**Data entries**:
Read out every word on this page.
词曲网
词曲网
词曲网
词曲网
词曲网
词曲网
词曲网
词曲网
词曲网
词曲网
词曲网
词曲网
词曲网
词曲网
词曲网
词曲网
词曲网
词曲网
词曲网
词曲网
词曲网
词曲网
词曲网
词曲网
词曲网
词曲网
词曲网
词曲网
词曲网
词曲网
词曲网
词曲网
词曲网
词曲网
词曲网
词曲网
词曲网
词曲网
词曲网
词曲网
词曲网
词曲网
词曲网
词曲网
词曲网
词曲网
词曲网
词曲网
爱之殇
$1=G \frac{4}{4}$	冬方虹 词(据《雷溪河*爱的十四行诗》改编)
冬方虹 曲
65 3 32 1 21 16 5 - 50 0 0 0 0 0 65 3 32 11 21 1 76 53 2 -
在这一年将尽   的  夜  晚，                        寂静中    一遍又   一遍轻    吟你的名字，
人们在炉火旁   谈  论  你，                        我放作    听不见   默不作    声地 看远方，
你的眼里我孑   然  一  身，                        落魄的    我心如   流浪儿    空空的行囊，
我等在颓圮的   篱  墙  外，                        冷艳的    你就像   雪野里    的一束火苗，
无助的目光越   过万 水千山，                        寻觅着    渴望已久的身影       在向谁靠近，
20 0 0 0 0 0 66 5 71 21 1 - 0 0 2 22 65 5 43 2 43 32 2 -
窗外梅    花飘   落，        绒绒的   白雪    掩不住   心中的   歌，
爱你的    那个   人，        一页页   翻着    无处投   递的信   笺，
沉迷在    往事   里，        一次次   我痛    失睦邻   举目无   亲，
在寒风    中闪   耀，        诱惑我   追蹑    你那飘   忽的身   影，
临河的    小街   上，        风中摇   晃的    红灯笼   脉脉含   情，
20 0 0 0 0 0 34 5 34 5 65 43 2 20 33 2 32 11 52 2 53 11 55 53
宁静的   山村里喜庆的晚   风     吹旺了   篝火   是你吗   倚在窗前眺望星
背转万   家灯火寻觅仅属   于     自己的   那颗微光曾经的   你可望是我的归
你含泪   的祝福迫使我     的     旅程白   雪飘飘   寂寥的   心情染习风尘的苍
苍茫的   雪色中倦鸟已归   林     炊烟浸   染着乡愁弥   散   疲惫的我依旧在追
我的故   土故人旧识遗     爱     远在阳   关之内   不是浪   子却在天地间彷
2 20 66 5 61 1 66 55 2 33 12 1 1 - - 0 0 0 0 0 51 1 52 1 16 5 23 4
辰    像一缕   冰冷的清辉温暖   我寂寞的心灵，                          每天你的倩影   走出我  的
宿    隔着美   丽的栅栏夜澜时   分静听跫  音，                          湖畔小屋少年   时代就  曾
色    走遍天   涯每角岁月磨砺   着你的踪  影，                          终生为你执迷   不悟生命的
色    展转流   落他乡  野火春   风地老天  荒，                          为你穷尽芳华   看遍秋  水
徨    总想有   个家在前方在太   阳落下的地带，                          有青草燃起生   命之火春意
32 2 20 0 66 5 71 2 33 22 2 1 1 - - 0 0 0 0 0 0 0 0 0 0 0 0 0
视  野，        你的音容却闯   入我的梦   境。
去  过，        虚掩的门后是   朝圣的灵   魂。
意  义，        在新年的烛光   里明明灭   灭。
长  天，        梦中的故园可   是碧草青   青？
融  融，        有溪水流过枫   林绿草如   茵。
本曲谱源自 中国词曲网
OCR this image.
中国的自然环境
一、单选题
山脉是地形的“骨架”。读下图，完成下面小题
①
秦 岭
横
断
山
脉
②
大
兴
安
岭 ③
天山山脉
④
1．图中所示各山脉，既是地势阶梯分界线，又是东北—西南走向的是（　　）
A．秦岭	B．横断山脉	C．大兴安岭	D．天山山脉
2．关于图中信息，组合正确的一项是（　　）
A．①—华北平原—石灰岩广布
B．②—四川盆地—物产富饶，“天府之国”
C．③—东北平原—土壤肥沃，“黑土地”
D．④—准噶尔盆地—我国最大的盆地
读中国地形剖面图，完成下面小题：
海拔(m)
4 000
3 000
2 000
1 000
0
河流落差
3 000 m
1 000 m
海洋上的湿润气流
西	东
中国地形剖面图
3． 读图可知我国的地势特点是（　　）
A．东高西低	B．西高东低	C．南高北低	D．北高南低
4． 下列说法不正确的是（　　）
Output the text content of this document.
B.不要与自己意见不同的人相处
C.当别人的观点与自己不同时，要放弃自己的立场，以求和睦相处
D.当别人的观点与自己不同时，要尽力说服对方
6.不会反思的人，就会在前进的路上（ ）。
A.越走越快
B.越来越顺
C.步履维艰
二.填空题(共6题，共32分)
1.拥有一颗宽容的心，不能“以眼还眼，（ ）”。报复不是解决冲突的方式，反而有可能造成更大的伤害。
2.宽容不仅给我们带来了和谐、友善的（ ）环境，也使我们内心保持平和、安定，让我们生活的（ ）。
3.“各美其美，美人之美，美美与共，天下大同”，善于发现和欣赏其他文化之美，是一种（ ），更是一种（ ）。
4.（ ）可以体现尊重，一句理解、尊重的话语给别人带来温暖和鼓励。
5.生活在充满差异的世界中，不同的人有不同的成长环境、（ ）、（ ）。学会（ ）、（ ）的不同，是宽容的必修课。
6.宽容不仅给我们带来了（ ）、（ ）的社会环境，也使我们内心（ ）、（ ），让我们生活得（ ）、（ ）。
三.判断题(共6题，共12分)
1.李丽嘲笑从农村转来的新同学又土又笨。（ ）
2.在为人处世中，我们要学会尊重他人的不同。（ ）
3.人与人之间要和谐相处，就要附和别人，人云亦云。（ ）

**Short problem**: From the records above, pick out and copy each line holding the word "完成下面小题".

**Solution to this problem**:
山脉是地形的“骨架”。读下图，完成下面小题
读中国地形剖面图，完成下面小题：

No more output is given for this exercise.